--- TASK TO CARRY OUT ---
Exactly as written, print each record in the listing.

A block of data
>>>>>

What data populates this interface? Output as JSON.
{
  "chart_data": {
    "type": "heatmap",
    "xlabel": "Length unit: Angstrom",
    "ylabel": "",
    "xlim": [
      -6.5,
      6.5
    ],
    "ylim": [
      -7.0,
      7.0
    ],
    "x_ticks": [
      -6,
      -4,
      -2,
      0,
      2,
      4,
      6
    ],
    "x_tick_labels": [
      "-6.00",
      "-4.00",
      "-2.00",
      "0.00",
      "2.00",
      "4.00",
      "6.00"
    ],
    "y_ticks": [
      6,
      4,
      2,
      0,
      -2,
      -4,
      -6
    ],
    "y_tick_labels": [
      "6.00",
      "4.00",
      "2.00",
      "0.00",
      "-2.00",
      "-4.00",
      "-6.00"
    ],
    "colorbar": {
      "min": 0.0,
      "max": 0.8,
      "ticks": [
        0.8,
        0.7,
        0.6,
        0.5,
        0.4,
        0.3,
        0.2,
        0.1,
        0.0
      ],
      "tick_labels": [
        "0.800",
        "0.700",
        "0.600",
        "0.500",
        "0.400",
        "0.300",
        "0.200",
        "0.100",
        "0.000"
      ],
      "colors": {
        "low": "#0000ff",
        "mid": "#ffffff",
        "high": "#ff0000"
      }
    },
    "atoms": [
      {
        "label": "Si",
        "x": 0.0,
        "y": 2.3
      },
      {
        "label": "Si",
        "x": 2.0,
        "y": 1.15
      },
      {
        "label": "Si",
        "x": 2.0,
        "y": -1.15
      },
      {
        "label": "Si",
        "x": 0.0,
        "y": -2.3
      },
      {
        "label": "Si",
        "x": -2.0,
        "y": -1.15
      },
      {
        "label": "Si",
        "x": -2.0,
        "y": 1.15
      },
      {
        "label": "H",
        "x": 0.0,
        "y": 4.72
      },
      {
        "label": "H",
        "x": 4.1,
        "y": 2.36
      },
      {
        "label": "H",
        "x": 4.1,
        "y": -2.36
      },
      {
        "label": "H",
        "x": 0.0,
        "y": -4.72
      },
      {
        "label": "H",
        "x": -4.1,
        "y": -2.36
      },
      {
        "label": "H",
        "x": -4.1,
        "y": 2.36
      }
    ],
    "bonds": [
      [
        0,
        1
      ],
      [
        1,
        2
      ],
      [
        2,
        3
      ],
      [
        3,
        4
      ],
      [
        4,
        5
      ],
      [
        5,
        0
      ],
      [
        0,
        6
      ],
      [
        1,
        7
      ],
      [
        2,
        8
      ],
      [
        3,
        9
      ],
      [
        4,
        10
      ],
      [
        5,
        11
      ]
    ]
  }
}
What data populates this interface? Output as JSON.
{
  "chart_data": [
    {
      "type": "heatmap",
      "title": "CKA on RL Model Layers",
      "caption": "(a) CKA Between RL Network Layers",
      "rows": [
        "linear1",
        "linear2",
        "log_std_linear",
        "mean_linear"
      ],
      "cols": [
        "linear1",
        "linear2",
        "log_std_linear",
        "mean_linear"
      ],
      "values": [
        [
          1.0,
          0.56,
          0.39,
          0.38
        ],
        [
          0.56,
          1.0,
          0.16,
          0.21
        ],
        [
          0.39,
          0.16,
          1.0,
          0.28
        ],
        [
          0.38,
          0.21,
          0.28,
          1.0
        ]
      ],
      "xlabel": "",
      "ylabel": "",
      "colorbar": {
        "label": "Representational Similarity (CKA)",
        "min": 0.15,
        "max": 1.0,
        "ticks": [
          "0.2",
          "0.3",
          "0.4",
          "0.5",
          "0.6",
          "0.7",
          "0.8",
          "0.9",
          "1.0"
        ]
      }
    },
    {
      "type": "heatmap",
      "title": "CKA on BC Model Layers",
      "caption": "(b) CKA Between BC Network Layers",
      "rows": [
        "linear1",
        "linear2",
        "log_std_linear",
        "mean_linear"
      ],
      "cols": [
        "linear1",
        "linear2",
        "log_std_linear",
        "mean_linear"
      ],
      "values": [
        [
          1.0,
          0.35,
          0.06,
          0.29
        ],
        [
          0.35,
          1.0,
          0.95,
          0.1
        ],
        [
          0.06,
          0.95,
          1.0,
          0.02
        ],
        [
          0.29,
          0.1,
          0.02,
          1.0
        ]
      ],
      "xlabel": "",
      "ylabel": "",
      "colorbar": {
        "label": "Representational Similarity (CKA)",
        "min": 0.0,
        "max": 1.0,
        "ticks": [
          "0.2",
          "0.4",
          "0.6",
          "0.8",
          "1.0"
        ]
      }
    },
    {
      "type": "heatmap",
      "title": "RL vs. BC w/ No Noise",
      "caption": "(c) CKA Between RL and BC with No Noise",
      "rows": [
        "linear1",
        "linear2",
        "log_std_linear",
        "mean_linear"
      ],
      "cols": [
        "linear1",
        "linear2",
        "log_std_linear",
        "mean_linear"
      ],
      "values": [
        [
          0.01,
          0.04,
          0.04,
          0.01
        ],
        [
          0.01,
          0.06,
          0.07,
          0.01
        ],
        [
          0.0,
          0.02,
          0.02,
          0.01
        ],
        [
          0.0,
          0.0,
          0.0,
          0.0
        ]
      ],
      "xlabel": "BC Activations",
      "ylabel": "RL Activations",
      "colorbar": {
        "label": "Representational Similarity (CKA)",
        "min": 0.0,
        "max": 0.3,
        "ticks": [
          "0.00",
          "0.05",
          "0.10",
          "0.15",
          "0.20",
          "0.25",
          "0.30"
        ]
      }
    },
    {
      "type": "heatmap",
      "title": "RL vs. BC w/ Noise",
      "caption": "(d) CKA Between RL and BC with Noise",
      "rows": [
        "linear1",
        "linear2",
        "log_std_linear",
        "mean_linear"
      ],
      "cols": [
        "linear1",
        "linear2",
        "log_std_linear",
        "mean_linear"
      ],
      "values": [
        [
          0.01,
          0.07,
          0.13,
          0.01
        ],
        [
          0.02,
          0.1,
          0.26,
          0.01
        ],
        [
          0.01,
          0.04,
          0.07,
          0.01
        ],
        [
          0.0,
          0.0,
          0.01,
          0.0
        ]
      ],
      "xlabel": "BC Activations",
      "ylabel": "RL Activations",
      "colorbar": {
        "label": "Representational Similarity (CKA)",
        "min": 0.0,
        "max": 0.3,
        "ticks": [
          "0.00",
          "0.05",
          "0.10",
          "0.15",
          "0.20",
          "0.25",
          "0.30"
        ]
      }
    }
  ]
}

<<<<<

--- EXERCISE RESPONSE ---
What data populates this interface? Output as JSON.
{
  "chart_data": {
    "type": "heatmap",
    "xlabel": "Length unit: Angstrom",
    "ylabel": "",
    "xlim": [
      -6.5,
      6.5
    ],
    "ylim": [
      -7.0,
      7.0
    ],
    "x_ticks": [
      -6,
      -4,
      -2,
      0,
      2,
      4,
      6
    ],
    "x_tick_labels": [
      "-6.00",
      "-4.00",
      "-2.00",
      "0.00",
      "2.00",
      "4.00",
      "6.00"
    ],
    "y_ticks": [
      6,
      4,
      2,
      0,
      -2,
      -4,
      -6
    ],
    "y_tick_labels": [
      "6.00",
      "4.00",
      "2.00",
      "0.00",
      "-2.00",
      "-4.00",
      "-6.00"
    ],
    "colorbar": {
      "min": 0.0,
      "max": 0.8,
      "ticks": [
        0.8,
        0.7,
        0.6,
        0.5,
        0.4,
        0.3,
        0.2,
        0.1,
        0.0
      ],
      "tick_labels": [
        "0.800",
        "0.700",
        "0.600",
        "0.500",
        "0.400",
        "0.300",
        "0.200",
        "0.100",
        "0.000"
      ],
      "colors": {
        "low": "#0000ff",
        "mid": "#ffffff",
        "high": "#ff0000"
      }
    },
    "atoms": [
      {
        "label": "Si",
        "x": 0.0,
        "y": 2.3
      },
      {
        "label": "Si",
        "x": 2.0,
        "y": 1.15
      },
      {
        "label": "Si",
        "x": 2.0,
        "y": -1.15
      },
      {
        "label": "Si",
        "x": 0.0,
        "y": -2.3
      },
      {
        "label": "Si",
        "x": -2.0,
        "y": -1.15
      },
      {
        "label": "Si",
        "x": -2.0,
        "y": 1.15
      },
      {
        "label": "H",
        "x": 0.0,
        "y": 4.72
      },
      {
        "label": "H",
        "x": 4.1,
        "y": 2.36
      },
      {
        "label": "H",
        "x": 4.1,
        "y": -2.36
      },
      {
        "label": "H",
        "x": 0.0,
        "y": -4.72
      },
      {
        "label": "H",
        "x": -4.1,
        "y": -2.36
      },
      {
        "label": "H",
        "x": -4.1,
        "y": 2.36
      }
    ],
    "bonds": [
      [
        0,
        1
      ],
      [
        1,
        2
      ],
      [
        2,
        3
      ],
      [
        3,
        4
      ],
      [
        4,
        5
      ],
      [
        5,
        0
      ],
      [
        0,
        6
      ],
      [
        1,
        7
      ],
      [
        2,
        8
      ],
      [
        3,
        9
      ],
      [
        4,
        10
      ],
      [
        5,
        11
      ]
    ]
  }
}
What data populates this interface? Output as JSON.
{
  "chart_data": [
    {
      "type": "heatmap",
      "title": "CKA on RL Model Layers",
      "caption": "(a) CKA Between RL Network Layers",
      "rows": [
        "linear1",
        "linear2",
        "log_std_linear",
        "mean_linear"
      ],
      "cols": [
        "linear1",
        "linear2",
        "log_std_linear",
        "mean_linear"
      ],
      "values": [
        [
          1.0,
          0.56,
          0.39,
          0.38
        ],
        [
          0.56,
          1.0,
          0.16,
          0.21
        ],
        [
          0.39,
          0.16,
          1.0,
          0.28
        ],
        [
          0.38,
          0.21,
          0.28,
          1.0
        ]
      ],
      "xlabel": "",
      "ylabel": "",
      "colorbar": {
        "label": "Representational Similarity (CKA)",
        "min": 0.15,
        "max": 1.0,
        "ticks": [
          "0.2",
          "0.3",
          "0.4",
          "0.5",
          "0.6",
          "0.7",
          "0.8",
          "0.9",
          "1.0"
        ]
      }
    },
    {
      "type": "heatmap",
      "title": "CKA on BC Model Layers",
      "caption": "(b) CKA Between BC Network Layers",
      "rows": [
        "linear1",
        "linear2",
        "log_std_linear",
        "mean_linear"
      ],
      "cols": [
        "linear1",
        "linear2",
        "log_std_linear",
        "mean_linear"
      ],
      "values": [
        [
          1.0,
          0.35,
          0.06,
          0.29
        ],
        [
          0.35,
          1.0,
          0.95,
          0.1
        ],
        [
          0.06,
          0.95,
          1.0,
          0.02
        ],
        [
          0.29,
          0.1,
          0.02,
          1.0
        ]
      ],
      "xlabel": "",
      "ylabel": "",
      "colorbar": {
        "label": "Representational Similarity (CKA)",
        "min": 0.0,
        "max": 1.0,
        "ticks": [
          "0.2",
          "0.4",
          "0.6",
          "0.8",
          "1.0"
        ]
      }
    },
    {
      "type": "heatmap",
      "title": "RL vs. BC w/ No Noise",
      "caption": "(c) CKA Between RL and BC with No Noise",
      "rows": [
        "linear1",
        "linear2",
        "log_std_linear",
        "mean_linear"
      ],
      "cols": [
        "linear1",
        "linear2",
        "log_std_linear",
        "mean_linear"
      ],
      "values": [
        [
          0.01,
          0.04,
          0.04,
          0.01
        ],
        [
          0.01,
          0.06,
          0.07,
          0.01
        ],
        [
          0.0,
          0.02,
          0.02,
          0.01
        ],
        [
          0.0,
          0.0,
          0.0,
          0.0
        ]
      ],
      "xlabel": "BC Activations",
      "ylabel": "RL Activations",
      "colorbar": {
        "label": "Representational Similarity (CKA)",
        "min": 0.0,
        "max": 0.3,
        "ticks": [
          "0.00",
          "0.05",
          "0.10",
          "0.15",
          "0.20",
          "0.25",
          "0.30"
        ]
      }
    },
    {
      "type": "heatmap",
      "title": "RL vs. BC w/ Noise",
      "caption": "(d) CKA Between RL and BC with Noise",
      "rows": [
        "linear1",
        "linear2",
        "log_std_linear",
        "mean_linear"
      ],
      "cols": [
        "linear1",
        "linear2",
        "log_std_linear",
        "mean_linear"
      ],
      "values": [
        [
          0.01,
          0.07,
          0.13,
          0.01
        ],
        [
          0.02,
          0.1,
          0.26,
          0.01
        ],
        [
          0.01,
          0.04,
          0.07,
          0.01
        ],
        [
          0.0,
          0.0,
          0.01,
          0.0
        ]
      ],
      "xlabel": "BC Activations",
      "ylabel": "RL Activations",
      "colorbar": {
        "label": "Representational Similarity (CKA)",
        "min": 0.0,
        "max": 0.3,
        "ticks": [
          "0.00",
          "0.05",
          "0.10",
          "0.15",
          "0.20",
          "0.25",
          "0.30"
        ]
      }
    }
  ]
}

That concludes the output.